> [GIVEN TASK]
Count, in the entries, the lines with "SPCA". Answer with the number only.

> [DATA PROVIDED]
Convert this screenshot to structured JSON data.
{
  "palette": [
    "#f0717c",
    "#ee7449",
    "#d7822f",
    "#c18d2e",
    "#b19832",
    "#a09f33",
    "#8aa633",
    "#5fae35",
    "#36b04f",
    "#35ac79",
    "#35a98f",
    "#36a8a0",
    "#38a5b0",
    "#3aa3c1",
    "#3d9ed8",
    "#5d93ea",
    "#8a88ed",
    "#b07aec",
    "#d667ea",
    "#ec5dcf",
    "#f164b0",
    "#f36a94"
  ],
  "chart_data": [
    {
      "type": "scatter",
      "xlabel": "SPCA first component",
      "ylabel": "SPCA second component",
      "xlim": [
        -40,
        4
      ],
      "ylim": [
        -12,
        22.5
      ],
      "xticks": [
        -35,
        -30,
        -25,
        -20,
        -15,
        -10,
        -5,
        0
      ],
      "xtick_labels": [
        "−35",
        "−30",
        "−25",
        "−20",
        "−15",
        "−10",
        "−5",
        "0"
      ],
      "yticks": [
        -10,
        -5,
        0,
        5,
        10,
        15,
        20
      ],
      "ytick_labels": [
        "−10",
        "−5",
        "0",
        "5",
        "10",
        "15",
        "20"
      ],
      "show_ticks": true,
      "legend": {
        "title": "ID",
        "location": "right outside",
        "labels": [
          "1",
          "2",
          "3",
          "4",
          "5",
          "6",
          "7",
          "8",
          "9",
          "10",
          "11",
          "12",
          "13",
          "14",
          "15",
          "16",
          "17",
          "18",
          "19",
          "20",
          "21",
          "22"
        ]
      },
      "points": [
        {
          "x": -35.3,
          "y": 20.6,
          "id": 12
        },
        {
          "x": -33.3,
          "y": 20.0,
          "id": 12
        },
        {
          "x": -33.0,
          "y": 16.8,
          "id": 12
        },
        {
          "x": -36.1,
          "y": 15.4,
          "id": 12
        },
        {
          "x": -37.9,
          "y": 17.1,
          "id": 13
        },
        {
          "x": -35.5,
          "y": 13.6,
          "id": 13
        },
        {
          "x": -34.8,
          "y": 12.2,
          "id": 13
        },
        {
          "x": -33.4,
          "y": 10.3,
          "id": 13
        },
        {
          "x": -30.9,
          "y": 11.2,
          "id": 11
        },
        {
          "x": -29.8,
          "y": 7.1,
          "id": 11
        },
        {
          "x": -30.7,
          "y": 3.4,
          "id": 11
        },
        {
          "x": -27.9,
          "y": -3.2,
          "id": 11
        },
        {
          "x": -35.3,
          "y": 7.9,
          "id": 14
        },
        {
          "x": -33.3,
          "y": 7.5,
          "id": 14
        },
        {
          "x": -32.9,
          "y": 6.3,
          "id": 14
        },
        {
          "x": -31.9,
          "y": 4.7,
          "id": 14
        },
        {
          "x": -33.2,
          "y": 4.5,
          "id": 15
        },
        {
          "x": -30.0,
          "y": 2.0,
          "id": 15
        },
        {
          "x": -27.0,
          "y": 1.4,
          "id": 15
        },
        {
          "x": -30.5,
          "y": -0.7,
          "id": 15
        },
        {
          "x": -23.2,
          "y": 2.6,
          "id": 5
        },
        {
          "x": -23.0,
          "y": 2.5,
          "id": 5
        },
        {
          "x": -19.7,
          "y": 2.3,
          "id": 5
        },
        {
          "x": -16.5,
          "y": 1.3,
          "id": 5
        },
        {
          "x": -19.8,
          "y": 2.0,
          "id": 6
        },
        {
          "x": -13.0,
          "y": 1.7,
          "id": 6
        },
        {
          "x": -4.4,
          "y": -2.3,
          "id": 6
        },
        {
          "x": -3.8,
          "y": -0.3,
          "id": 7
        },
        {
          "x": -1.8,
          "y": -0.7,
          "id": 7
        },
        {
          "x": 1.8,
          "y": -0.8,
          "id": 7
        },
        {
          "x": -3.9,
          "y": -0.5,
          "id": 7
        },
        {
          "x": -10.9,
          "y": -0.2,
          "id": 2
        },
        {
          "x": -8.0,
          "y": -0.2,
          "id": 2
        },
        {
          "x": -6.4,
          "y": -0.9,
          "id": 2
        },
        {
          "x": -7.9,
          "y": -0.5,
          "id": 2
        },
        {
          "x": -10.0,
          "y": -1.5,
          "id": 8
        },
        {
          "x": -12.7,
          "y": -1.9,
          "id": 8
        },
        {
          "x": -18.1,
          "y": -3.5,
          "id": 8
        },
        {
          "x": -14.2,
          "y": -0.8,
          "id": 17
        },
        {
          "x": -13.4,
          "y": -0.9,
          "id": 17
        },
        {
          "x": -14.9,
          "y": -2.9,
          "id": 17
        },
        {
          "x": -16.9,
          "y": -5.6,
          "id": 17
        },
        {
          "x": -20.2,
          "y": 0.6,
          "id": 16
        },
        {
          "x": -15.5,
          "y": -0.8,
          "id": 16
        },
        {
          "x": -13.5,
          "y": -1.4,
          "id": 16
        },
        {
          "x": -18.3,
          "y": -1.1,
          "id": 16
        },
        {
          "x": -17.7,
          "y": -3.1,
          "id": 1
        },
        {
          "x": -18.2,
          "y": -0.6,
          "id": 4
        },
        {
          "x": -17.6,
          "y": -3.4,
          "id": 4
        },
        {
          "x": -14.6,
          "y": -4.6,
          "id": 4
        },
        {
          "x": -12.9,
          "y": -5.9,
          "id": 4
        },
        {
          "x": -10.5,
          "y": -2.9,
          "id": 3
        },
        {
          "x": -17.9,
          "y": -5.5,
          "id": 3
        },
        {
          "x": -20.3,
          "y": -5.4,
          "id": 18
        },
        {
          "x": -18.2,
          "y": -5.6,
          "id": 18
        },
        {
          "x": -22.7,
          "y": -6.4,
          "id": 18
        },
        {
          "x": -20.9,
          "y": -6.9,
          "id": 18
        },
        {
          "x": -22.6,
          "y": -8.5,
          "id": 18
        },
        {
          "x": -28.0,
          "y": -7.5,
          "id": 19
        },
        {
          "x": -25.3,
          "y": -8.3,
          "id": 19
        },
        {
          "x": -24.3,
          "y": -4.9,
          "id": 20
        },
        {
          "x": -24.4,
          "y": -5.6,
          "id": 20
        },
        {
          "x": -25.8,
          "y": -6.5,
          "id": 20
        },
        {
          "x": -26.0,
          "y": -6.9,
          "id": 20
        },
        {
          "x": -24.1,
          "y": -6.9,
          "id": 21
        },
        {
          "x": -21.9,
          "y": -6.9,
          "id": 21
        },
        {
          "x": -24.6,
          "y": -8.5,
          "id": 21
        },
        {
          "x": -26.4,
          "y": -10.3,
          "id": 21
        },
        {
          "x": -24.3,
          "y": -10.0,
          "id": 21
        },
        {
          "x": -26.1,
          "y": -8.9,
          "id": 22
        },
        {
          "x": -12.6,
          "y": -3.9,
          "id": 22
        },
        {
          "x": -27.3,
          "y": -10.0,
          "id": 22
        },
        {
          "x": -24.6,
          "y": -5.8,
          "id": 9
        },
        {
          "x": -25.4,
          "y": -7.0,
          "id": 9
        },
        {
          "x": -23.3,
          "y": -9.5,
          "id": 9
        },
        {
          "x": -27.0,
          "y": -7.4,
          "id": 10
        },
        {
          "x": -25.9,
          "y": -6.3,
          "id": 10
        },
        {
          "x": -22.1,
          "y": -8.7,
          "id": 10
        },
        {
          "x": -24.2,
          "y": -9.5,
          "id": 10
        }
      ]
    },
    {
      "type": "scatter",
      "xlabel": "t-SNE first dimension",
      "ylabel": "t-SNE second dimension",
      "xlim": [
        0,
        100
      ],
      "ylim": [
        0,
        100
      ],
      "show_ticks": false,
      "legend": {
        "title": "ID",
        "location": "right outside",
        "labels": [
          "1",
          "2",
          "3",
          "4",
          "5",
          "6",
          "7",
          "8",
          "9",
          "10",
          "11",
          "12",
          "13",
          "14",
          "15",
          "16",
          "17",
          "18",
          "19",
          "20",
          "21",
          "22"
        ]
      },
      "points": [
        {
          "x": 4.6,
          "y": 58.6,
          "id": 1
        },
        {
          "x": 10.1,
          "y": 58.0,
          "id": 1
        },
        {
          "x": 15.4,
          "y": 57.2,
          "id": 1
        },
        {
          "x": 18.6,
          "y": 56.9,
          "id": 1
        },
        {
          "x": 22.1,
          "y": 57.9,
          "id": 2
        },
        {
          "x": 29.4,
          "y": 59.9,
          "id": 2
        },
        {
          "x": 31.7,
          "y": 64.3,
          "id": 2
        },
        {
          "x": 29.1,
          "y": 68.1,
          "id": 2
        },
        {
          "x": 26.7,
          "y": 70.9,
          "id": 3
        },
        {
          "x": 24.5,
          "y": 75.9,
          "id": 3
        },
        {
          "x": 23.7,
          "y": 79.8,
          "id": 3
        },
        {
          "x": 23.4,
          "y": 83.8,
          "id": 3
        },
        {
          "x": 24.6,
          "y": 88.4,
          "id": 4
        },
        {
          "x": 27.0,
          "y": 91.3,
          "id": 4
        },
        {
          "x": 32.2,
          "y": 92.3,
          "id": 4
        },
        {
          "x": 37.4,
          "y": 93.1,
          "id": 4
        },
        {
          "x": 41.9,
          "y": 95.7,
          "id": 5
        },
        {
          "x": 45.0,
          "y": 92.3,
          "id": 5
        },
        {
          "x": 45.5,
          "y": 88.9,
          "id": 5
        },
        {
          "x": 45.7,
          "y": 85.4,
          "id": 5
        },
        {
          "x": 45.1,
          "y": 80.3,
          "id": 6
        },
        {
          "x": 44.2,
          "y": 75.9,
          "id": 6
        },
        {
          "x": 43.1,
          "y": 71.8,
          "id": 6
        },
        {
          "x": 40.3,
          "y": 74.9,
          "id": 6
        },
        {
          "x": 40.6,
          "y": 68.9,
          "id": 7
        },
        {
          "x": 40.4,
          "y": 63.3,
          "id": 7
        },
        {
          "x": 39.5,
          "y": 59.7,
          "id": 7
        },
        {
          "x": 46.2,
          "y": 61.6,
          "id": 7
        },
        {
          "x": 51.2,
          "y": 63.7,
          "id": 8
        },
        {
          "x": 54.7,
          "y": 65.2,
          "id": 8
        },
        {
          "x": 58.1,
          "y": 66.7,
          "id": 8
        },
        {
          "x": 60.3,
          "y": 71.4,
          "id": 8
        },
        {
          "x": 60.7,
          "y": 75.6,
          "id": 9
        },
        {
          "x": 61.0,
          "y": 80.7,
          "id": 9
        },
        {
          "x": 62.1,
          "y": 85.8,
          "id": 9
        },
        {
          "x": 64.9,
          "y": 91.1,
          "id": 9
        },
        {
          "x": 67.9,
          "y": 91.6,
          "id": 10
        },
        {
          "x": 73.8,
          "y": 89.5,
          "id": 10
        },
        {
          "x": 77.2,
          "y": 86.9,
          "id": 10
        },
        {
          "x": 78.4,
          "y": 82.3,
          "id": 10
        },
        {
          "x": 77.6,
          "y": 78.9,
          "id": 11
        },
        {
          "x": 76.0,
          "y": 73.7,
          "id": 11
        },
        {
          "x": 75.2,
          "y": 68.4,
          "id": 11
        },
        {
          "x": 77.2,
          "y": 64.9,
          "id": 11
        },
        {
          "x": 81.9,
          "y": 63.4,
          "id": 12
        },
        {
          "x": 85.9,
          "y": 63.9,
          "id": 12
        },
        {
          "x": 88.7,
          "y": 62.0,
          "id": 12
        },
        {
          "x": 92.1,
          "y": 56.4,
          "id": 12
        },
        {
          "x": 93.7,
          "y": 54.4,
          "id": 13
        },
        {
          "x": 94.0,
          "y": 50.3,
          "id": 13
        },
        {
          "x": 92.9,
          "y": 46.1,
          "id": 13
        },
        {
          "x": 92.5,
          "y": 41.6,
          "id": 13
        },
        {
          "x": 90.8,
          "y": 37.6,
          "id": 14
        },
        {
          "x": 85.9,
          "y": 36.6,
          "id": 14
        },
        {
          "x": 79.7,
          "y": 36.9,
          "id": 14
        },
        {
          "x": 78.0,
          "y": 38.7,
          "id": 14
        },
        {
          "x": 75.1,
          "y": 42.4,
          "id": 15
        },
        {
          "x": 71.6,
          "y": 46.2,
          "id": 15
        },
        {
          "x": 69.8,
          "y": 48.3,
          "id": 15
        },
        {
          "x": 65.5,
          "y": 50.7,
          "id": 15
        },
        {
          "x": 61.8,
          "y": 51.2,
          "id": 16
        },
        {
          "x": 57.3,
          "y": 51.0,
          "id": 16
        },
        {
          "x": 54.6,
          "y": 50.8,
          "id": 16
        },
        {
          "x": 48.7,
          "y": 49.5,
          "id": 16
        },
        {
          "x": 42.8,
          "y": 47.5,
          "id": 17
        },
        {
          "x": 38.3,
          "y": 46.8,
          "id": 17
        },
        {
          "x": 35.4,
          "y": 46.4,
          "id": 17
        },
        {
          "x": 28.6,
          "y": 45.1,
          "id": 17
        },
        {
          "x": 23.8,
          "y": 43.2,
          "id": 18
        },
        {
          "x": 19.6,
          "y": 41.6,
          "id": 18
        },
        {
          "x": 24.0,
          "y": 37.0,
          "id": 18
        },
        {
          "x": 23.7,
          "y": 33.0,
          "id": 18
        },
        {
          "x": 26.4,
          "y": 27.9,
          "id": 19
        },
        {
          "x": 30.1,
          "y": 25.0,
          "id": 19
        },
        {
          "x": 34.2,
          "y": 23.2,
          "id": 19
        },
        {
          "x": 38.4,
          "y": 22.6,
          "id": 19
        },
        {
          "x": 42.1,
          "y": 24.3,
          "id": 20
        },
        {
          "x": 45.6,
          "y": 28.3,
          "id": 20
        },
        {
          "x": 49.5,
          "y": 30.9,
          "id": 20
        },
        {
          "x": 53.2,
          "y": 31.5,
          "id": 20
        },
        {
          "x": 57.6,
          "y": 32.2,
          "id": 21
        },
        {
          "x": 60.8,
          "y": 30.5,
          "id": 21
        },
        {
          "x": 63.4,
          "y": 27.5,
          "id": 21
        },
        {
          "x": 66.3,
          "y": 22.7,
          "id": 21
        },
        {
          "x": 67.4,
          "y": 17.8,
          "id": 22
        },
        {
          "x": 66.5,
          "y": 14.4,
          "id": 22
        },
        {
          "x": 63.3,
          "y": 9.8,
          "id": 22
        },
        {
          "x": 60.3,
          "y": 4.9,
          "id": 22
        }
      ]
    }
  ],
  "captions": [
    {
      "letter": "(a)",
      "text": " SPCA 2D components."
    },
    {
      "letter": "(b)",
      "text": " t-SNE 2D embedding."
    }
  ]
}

> [OUTPUT FOR THIS EXERCISE]
3